> [Work required]:
In the records below, locate the line containing "Give me a plain-text", then output that line and all later lines exactly, through the last one.

----------

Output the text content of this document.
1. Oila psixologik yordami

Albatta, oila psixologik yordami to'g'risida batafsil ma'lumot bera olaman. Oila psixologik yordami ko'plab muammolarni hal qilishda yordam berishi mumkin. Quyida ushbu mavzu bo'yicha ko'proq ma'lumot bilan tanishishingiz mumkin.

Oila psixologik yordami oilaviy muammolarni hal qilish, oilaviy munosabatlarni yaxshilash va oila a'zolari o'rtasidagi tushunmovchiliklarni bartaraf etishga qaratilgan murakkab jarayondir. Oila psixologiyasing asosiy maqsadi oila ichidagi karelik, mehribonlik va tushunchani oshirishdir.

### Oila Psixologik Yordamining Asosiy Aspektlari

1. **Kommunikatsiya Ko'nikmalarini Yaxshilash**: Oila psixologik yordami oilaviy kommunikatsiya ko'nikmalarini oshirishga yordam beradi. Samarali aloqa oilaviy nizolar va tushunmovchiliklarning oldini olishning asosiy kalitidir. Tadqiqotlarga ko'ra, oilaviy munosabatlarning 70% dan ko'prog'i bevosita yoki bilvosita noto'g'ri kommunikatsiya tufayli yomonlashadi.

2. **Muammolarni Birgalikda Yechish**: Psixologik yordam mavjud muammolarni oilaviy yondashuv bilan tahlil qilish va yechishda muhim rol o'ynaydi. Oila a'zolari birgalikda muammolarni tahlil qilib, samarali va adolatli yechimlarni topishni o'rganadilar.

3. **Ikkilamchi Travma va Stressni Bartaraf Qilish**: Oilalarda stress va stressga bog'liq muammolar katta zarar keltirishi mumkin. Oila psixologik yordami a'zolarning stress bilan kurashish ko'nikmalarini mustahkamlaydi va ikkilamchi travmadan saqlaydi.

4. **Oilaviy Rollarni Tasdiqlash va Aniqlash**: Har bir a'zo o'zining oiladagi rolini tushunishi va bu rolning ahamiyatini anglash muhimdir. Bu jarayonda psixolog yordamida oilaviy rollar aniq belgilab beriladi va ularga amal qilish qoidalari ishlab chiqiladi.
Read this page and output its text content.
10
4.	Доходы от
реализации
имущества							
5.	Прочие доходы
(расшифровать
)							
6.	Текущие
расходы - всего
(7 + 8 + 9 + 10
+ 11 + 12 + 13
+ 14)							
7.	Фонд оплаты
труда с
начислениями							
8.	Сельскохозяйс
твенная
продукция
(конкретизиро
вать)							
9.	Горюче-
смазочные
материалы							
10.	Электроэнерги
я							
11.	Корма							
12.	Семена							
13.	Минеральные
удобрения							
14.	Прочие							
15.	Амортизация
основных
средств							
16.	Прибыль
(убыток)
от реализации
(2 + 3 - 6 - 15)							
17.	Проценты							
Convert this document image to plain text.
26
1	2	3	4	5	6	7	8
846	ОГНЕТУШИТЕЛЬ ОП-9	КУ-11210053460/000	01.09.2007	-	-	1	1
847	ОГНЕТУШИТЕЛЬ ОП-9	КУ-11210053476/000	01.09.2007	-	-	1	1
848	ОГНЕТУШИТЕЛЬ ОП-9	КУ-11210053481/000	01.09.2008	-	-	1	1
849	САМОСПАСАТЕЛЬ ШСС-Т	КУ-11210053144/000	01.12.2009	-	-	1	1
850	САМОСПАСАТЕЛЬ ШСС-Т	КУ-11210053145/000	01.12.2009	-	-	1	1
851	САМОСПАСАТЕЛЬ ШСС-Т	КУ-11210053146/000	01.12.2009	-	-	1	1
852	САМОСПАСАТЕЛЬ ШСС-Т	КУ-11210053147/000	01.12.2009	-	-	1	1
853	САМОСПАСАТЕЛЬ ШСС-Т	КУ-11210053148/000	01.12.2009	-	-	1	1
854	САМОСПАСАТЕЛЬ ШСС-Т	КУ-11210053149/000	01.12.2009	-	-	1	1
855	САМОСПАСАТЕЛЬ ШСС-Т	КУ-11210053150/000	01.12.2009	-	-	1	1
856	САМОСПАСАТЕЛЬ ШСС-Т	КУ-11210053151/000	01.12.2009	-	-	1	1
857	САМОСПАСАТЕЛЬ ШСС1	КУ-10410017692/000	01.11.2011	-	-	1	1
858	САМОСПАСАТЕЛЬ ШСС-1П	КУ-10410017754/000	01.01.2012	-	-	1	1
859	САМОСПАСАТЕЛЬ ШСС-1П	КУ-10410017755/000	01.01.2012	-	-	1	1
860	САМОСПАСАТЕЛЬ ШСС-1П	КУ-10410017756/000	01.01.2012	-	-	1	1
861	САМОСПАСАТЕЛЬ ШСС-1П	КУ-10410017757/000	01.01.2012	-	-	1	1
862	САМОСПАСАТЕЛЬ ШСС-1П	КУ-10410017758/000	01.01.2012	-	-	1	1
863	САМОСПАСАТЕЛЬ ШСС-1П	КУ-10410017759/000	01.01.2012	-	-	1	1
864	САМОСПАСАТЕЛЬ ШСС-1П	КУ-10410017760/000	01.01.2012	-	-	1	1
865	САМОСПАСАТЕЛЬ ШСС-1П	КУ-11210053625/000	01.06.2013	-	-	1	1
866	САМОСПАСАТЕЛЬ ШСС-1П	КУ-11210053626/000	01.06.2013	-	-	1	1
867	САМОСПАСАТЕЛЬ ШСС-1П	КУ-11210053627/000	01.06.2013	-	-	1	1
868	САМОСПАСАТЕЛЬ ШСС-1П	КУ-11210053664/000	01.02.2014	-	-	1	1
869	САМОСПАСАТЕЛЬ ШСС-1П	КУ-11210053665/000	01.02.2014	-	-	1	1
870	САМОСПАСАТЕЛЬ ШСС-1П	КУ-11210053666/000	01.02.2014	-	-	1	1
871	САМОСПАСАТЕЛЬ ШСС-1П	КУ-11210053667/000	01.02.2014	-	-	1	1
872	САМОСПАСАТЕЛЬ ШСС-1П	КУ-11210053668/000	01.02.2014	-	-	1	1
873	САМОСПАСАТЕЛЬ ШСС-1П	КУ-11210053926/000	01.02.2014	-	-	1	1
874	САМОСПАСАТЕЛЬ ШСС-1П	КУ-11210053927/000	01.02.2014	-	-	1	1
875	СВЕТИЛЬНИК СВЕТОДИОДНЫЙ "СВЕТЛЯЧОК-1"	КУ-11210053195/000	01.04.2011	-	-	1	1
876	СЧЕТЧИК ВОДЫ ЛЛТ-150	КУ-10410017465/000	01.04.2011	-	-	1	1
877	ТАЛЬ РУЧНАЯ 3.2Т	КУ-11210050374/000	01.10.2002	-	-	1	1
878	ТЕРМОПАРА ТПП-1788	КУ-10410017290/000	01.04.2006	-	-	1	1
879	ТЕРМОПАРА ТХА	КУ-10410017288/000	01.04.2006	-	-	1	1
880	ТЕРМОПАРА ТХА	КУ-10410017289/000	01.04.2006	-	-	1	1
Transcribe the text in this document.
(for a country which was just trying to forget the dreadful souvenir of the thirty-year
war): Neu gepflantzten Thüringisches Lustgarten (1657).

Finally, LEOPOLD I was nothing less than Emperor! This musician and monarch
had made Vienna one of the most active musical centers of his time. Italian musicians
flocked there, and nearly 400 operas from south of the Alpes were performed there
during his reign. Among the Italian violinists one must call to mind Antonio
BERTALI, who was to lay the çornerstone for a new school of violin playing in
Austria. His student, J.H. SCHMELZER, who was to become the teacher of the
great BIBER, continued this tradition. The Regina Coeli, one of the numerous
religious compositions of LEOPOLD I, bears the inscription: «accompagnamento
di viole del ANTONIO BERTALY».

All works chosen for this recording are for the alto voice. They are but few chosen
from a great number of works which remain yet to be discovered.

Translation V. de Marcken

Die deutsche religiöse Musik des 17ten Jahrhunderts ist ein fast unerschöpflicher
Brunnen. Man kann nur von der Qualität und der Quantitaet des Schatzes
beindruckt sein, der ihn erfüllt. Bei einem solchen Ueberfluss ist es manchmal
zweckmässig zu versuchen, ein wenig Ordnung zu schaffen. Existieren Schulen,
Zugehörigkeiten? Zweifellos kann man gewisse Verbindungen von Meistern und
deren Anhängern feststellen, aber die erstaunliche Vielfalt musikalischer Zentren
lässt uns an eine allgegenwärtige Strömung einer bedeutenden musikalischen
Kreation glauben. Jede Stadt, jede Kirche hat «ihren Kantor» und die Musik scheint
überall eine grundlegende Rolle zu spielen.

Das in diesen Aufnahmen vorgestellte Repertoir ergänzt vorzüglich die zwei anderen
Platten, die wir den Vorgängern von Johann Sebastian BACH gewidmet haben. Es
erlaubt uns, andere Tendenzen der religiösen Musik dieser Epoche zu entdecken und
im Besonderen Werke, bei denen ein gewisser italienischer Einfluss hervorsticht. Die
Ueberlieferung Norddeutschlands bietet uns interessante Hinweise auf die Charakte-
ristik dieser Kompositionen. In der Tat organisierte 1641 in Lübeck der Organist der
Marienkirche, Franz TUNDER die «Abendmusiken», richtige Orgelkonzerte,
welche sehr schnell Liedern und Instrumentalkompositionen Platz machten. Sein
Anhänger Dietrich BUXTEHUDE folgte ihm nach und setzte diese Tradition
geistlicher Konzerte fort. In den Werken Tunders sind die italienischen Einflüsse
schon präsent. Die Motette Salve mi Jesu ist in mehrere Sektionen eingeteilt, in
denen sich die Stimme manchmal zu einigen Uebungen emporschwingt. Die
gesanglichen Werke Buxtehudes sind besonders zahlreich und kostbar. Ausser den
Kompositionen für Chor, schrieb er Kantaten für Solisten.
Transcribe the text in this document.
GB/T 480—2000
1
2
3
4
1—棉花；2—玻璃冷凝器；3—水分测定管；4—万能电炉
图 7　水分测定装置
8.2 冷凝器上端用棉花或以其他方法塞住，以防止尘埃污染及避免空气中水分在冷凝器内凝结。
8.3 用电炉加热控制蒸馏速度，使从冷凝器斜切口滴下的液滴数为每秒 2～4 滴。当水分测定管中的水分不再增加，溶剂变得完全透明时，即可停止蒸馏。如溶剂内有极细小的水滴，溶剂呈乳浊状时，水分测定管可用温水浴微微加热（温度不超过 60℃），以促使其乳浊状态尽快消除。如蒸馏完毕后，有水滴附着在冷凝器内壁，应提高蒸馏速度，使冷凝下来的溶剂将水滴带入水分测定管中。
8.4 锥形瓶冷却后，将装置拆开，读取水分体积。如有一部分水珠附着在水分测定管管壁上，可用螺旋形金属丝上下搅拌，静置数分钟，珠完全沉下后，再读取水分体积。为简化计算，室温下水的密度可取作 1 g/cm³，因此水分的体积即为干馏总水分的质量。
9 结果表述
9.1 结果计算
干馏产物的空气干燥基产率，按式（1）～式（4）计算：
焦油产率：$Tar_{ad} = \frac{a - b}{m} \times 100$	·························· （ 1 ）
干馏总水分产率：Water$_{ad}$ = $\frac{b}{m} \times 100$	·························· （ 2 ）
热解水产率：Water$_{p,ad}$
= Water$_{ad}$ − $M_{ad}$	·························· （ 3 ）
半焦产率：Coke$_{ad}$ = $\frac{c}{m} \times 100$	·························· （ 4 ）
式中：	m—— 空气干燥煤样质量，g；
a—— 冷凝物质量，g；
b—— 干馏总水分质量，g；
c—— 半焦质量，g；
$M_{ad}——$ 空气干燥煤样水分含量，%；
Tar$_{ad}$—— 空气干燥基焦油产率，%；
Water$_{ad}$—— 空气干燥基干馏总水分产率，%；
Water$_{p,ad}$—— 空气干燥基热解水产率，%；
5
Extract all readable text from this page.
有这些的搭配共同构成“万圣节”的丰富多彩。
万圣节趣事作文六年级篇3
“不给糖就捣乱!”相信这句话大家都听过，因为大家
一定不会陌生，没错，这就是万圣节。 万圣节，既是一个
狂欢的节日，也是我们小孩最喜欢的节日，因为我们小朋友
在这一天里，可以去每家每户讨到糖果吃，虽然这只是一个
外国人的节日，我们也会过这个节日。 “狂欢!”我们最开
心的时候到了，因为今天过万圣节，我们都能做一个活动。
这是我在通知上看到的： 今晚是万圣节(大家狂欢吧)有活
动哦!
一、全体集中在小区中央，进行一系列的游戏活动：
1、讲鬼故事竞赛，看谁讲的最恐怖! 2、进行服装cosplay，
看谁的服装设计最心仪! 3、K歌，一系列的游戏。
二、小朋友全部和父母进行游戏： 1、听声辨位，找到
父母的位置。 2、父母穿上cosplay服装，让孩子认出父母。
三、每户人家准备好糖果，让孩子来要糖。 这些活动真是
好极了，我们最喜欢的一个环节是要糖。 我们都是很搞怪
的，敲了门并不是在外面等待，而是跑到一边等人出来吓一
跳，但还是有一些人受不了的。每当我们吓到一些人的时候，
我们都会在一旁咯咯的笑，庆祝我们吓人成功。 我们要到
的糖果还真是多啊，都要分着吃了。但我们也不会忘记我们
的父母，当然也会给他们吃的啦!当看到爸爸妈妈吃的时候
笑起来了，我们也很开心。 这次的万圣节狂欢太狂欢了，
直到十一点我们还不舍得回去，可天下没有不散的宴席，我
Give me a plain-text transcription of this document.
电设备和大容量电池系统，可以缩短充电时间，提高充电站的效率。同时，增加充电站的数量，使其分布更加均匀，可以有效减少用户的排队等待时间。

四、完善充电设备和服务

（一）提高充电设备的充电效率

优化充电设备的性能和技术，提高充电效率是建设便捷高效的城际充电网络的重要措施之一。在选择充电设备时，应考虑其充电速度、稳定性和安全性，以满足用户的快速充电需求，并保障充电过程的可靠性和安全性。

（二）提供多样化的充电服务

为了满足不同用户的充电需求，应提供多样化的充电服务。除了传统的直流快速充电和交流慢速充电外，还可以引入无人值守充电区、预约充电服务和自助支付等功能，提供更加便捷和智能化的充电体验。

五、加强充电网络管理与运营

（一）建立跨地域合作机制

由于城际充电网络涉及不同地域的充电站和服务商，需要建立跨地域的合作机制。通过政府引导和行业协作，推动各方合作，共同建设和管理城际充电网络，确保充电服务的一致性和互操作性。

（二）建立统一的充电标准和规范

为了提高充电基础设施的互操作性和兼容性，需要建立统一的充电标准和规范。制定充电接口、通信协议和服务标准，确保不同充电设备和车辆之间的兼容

----------

> [The response]:
Give me a plain-text transcription of this document.
电设备和大容量电池系统，可以缩短充电时间，提高充电站的效率。同时，增加充电站的数量，使其分布更加均匀，可以有效减少用户的排队等待时间。

四、完善充电设备和服务

（一）提高充电设备的充电效率

优化充电设备的性能和技术，提高充电效率是建设便捷高效的城际充电网络的重要措施之一。在选择充电设备时，应考虑其充电速度、稳定性和安全性，以满足用户的快速充电需求，并保障充电过程的可靠性和安全性。

（二）提供多样化的充电服务

为了满足不同用户的充电需求，应提供多样化的充电服务。除了传统的直流快速充电和交流慢速充电外，还可以引入无人值守充电区、预约充电服务和自助支付等功能，提供更加便捷和智能化的充电体验。

五、加强充电网络管理与运营

（一）建立跨地域合作机制

由于城际充电网络涉及不同地域的充电站和服务商，需要建立跨地域的合作机制。通过政府引导和行业协作，推动各方合作，共同建设和管理城际充电网络，确保充电服务的一致性和互操作性。

（二）建立统一的充电标准和规范

为了提高充电基础设施的互操作性和兼容性，需要建立统一的充电标准和规范。制定充电接口、通信协议和服务标准，确保不同充电设备和车辆之间的兼容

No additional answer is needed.